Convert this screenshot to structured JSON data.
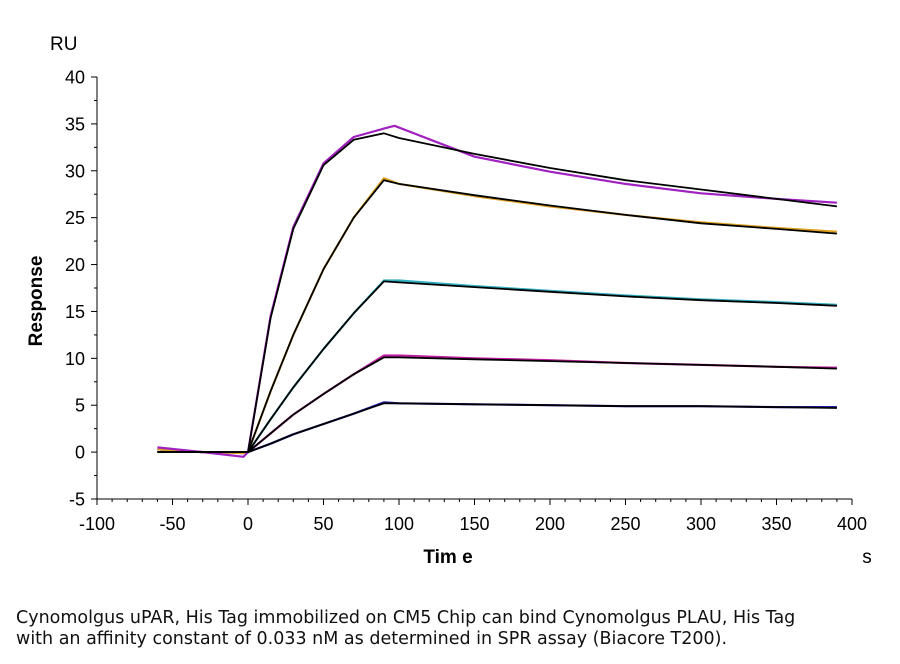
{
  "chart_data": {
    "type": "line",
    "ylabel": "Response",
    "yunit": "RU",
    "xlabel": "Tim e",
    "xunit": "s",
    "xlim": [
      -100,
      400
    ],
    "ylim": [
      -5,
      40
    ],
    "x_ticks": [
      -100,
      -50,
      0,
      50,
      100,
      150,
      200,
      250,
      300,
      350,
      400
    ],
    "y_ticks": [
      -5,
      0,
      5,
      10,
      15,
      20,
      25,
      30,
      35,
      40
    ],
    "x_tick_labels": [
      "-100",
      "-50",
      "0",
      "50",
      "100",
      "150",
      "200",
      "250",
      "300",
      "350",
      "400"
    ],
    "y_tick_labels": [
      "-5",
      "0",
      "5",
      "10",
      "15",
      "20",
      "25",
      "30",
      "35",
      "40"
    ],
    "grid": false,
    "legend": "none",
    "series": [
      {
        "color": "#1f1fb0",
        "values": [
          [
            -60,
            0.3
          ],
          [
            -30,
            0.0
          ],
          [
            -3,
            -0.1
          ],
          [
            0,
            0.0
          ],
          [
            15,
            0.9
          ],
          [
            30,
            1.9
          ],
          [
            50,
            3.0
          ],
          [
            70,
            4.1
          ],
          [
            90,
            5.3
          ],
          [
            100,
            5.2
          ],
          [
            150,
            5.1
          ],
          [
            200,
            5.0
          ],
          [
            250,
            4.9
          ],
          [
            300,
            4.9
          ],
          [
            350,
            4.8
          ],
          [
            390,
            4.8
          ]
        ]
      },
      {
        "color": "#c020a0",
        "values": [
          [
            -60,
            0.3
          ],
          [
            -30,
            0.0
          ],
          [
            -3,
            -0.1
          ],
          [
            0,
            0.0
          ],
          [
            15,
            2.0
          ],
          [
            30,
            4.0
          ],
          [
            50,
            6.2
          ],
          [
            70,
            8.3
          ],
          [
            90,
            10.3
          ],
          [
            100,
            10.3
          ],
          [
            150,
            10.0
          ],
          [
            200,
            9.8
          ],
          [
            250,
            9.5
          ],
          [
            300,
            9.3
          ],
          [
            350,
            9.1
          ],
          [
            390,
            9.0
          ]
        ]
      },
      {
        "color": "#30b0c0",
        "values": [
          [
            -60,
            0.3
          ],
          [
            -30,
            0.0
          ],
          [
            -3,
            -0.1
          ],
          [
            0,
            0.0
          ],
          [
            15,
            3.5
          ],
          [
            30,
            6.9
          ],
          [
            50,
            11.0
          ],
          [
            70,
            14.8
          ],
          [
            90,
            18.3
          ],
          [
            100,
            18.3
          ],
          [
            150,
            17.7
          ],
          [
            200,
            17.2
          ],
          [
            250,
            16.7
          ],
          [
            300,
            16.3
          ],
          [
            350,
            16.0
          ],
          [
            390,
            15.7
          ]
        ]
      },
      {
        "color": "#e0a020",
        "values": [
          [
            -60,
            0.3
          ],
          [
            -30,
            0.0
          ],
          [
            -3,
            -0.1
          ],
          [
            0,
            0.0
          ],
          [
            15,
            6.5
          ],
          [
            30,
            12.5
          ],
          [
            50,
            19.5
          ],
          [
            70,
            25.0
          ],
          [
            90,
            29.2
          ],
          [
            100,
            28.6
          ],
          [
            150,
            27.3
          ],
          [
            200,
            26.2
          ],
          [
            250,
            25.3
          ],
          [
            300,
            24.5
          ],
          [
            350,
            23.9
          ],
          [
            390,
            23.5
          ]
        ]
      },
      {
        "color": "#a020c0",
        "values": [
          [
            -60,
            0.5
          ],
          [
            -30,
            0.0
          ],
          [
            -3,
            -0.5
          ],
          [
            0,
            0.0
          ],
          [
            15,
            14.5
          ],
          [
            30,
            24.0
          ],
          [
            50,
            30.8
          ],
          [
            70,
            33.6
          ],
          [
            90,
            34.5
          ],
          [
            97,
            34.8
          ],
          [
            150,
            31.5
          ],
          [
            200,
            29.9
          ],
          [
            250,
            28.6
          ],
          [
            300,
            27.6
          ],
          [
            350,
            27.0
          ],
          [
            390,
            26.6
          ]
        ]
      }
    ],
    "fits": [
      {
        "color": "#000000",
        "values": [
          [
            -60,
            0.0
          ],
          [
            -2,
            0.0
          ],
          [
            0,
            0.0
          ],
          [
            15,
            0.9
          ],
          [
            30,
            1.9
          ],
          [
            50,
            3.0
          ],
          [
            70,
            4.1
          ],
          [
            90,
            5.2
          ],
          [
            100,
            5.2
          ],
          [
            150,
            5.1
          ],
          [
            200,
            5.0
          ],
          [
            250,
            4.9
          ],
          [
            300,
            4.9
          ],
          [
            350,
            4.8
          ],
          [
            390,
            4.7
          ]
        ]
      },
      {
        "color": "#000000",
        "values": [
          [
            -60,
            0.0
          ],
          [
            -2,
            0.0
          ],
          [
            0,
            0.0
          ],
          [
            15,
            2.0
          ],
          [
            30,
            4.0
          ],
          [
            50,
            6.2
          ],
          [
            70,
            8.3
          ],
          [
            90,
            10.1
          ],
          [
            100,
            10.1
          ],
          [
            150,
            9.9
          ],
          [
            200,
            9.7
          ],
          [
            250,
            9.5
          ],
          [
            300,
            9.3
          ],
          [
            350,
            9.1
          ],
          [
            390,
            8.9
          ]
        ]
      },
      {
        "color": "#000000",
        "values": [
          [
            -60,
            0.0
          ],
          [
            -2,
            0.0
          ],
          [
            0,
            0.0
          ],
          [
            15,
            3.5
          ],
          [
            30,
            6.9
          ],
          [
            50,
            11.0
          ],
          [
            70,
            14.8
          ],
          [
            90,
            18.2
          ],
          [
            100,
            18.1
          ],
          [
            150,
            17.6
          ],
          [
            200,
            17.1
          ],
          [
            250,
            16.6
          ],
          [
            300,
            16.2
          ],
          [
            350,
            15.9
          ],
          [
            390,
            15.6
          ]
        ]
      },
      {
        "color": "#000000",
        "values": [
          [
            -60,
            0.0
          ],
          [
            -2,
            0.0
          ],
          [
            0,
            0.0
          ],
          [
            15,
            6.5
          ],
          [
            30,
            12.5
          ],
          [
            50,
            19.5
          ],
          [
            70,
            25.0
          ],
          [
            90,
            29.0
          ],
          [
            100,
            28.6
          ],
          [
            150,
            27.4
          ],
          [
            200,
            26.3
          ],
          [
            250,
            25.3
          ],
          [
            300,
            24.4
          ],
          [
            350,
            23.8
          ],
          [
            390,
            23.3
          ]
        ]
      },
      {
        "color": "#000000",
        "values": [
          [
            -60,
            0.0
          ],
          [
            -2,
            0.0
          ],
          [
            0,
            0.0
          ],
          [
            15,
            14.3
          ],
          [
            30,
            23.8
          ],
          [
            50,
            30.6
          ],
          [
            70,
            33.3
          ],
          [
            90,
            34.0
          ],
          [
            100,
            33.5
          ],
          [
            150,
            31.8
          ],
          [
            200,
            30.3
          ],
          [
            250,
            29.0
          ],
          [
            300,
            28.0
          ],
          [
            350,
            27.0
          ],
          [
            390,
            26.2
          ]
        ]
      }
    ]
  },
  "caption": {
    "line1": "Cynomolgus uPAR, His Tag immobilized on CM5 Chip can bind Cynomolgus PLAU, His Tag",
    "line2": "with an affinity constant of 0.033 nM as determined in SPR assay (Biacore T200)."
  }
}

+ + + + +

* Instructions for the task *
Exclude every picture, then reproduce the remaining data character for character.

* Written solution *
Convert this screenshot to structured JSON data.
{
  "chart_data": {
    "type": "line",
    "ylabel": "Response",
    "yunit": "RU",
    "xlabel": "Tim e",
    "xunit": "s",
    "xlim": [
      -100,
      400
    ],
    "ylim": [
      -5,
      40
    ],
    "x_ticks": [
      -100,
      -50,
      0,
      50,
      100,
      150,
      200,
      250,
      300,
      350,
      400
    ],
    "y_ticks": [
      -5,
      0,
      5,
      10,
      15,
      20,
      25,
      30,
      35,
      40
    ],
    "x_tick_labels": [
      "-100",
      "-50",
      "0",
      "50",
      "100",
      "150",
      "200",
      "250",
      "300",
      "350",
      "400"
    ],
    "y_tick_labels": [
      "-5",
      "0",
      "5",
      "10",
      "15",
      "20",
      "25",
      "30",
      "35",
      "40"
    ],
    "grid": false,
    "legend": "none",
    "series": [
      {
        "color": "#1f1fb0",
        "values": [
          [
            -60,
            0.3
          ],
          [
            -30,
            0.0
          ],
          [
            -3,
            -0.1
          ],
          [
            0,
            0.0
          ],
          [
            15,
            0.9
          ],
          [
            30,
            1.9
          ],
          [
            50,
            3.0
          ],
          [
            70,
            4.1
          ],
          [
            90,
            5.3
          ],
          [
            100,
            5.2
          ],
          [
            150,
            5.1
          ],
          [
            200,
            5.0
          ],
          [
            250,
            4.9
          ],
          [
            300,
            4.9
          ],
          [
            350,
            4.8
          ],
          [
            390,
            4.8
          ]
        ]
      },
      {
        "color": "#c020a0",
        "values": [
          [
            -60,
            0.3
          ],
          [
            -30,
            0.0
          ],
          [
            -3,
            -0.1
          ],
          [
            0,
            0.0
          ],
          [
            15,
            2.0
          ],
          [
            30,
            4.0
          ],
          [
            50,
            6.2
          ],
          [
            70,
            8.3
          ],
          [
            90,
            10.3
          ],
          [
            100,
            10.3
          ],
          [
            150,
            10.0
          ],
          [
            200,
            9.8
          ],
          [
            250,
            9.5
          ],
          [
            300,
            9.3
          ],
          [
            350,
            9.1
          ],
          [
            390,
            9.0
          ]
        ]
      },
      {
        "color": "#30b0c0",
        "values": [
          [
            -60,
            0.3
          ],
          [
            -30,
            0.0
          ],
          [
            -3,
            -0.1
          ],
          [
            0,
            0.0
          ],
          [
            15,
            3.5
          ],
          [
            30,
            6.9
          ],
          [
            50,
            11.0
          ],
          [
            70,
            14.8
          ],
          [
            90,
            18.3
          ],
          [
            100,
            18.3
          ],
          [
            150,
            17.7
          ],
          [
            200,
            17.2
          ],
          [
            250,
            16.7
          ],
          [
            300,
            16.3
          ],
          [
            350,
            16.0
          ],
          [
            390,
            15.7
          ]
        ]
      },
      {
        "color": "#e0a020",
        "values": [
          [
            -60,
            0.3
          ],
          [
            -30,
            0.0
          ],
          [
            -3,
            -0.1
          ],
          [
            0,
            0.0
          ],
          [
            15,
            6.5
          ],
          [
            30,
            12.5
          ],
          [
            50,
            19.5
          ],
          [
            70,
            25.0
          ],
          [
            90,
            29.2
          ],
          [
            100,
            28.6
          ],
          [
            150,
            27.3
          ],
          [
            200,
            26.2
          ],
          [
            250,
            25.3
          ],
          [
            300,
            24.5
          ],
          [
            350,
            23.9
          ],
          [
            390,
            23.5
          ]
        ]
      },
      {
        "color": "#a020c0",
        "values": [
          [
            -60,
            0.5
          ],
          [
            -30,
            0.0
          ],
          [
            -3,
            -0.5
          ],
          [
            0,
            0.0
          ],
          [
            15,
            14.5
          ],
          [
            30,
            24.0
          ],
          [
            50,
            30.8
          ],
          [
            70,
            33.6
          ],
          [
            90,
            34.5
          ],
          [
            97,
            34.8
          ],
          [
            150,
            31.5
          ],
          [
            200,
            29.9
          ],
          [
            250,
            28.6
          ],
          [
            300,
            27.6
          ],
          [
            350,
            27.0
          ],
          [
            390,
            26.6
          ]
        ]
      }
    ],
    "fits": [
      {
        "color": "#000000",
        "values": [
          [
            -60,
            0.0
          ],
          [
            -2,
            0.0
          ],
          [
            0,
            0.0
          ],
          [
            15,
            0.9
          ],
          [
            30,
            1.9
          ],
          [
            50,
            3.0
          ],
          [
            70,
            4.1
          ],
          [
            90,
            5.2
          ],
          [
            100,
            5.2
          ],
          [
            150,
            5.1
          ],
          [
            200,
            5.0
          ],
          [
            250,
            4.9
          ],
          [
            300,
            4.9
          ],
          [
            350,
            4.8
          ],
          [
            390,
            4.7
          ]
        ]
      },
      {
        "color": "#000000",
        "values": [
          [
            -60,
            0.0
          ],
          [
            -2,
            0.0
          ],
          [
            0,
            0.0
          ],
          [
            15,
            2.0
          ],
          [
            30,
            4.0
          ],
          [
            50,
            6.2
          ],
          [
            70,
            8.3
          ],
          [
            90,
            10.1
          ],
          [
            100,
            10.1
          ],
          [
            150,
            9.9
          ],
          [
            200,
            9.7
          ],
          [
            250,
            9.5
          ],
          [
            300,
            9.3
          ],
          [
            350,
            9.1
          ],
          [
            390,
            8.9
          ]
        ]
      },
      {
        "color": "#000000",
        "values": [
          [
            -60,
            0.0
          ],
          [
            -2,
            0.0
          ],
          [
            0,
            0.0
          ],
          [
            15,
            3.5
          ],
          [
            30,
            6.9
          ],
          [
            50,
            11.0
          ],
          [
            70,
            14.8
          ],
          [
            90,
            18.2
          ],
          [
            100,
            18.1
          ],
          [
            150,
            17.6
          ],
          [
            200,
            17.1
          ],
          [
            250,
            16.6
          ],
          [
            300,
            16.2
          ],
          [
            350,
            15.9
          ],
          [
            390,
            15.6
          ]
        ]
      },
      {
        "color": "#000000",
        "values": [
          [
            -60,
            0.0
          ],
          [
            -2,
            0.0
          ],
          [
            0,
            0.0
          ],
          [
            15,
            6.5
          ],
          [
            30,
            12.5
          ],
          [
            50,
            19.5
          ],
          [
            70,
            25.0
          ],
          [
            90,
            29.0
          ],
          [
            100,
            28.6
          ],
          [
            150,
            27.4
          ],
          [
            200,
            26.3
          ],
          [
            250,
            25.3
          ],
          [
            300,
            24.4
          ],
          [
            350,
            23.8
          ],
          [
            390,
            23.3
          ]
        ]
      },
      {
        "color": "#000000",
        "values": [
          [
            -60,
            0.0
          ],
          [
            -2,
            0.0
          ],
          [
            0,
            0.0
          ],
          [
            15,
            14.3
          ],
          [
            30,
            23.8
          ],
          [
            50,
            30.6
          ],
          [
            70,
            33.3
          ],
          [
            90,
            34.0
          ],
          [
            100,
            33.5
          ],
          [
            150,
            31.8
          ],
          [
            200,
            30.3
          ],
          [
            250,
            29.0
          ],
          [
            300,
            28.0
          ],
          [
            350,
            27.0
          ],
          [
            390,
            26.2
          ]
        ]
      }
    ]
  },
  "caption": {
    "line1": "Cynomolgus uPAR, His Tag immobilized on CM5 Chip can bind Cynomolgus PLAU, His Tag",
    "line2": "with an affinity constant of 0.033 nM as determined in SPR assay (Biacore T200)."
  }
}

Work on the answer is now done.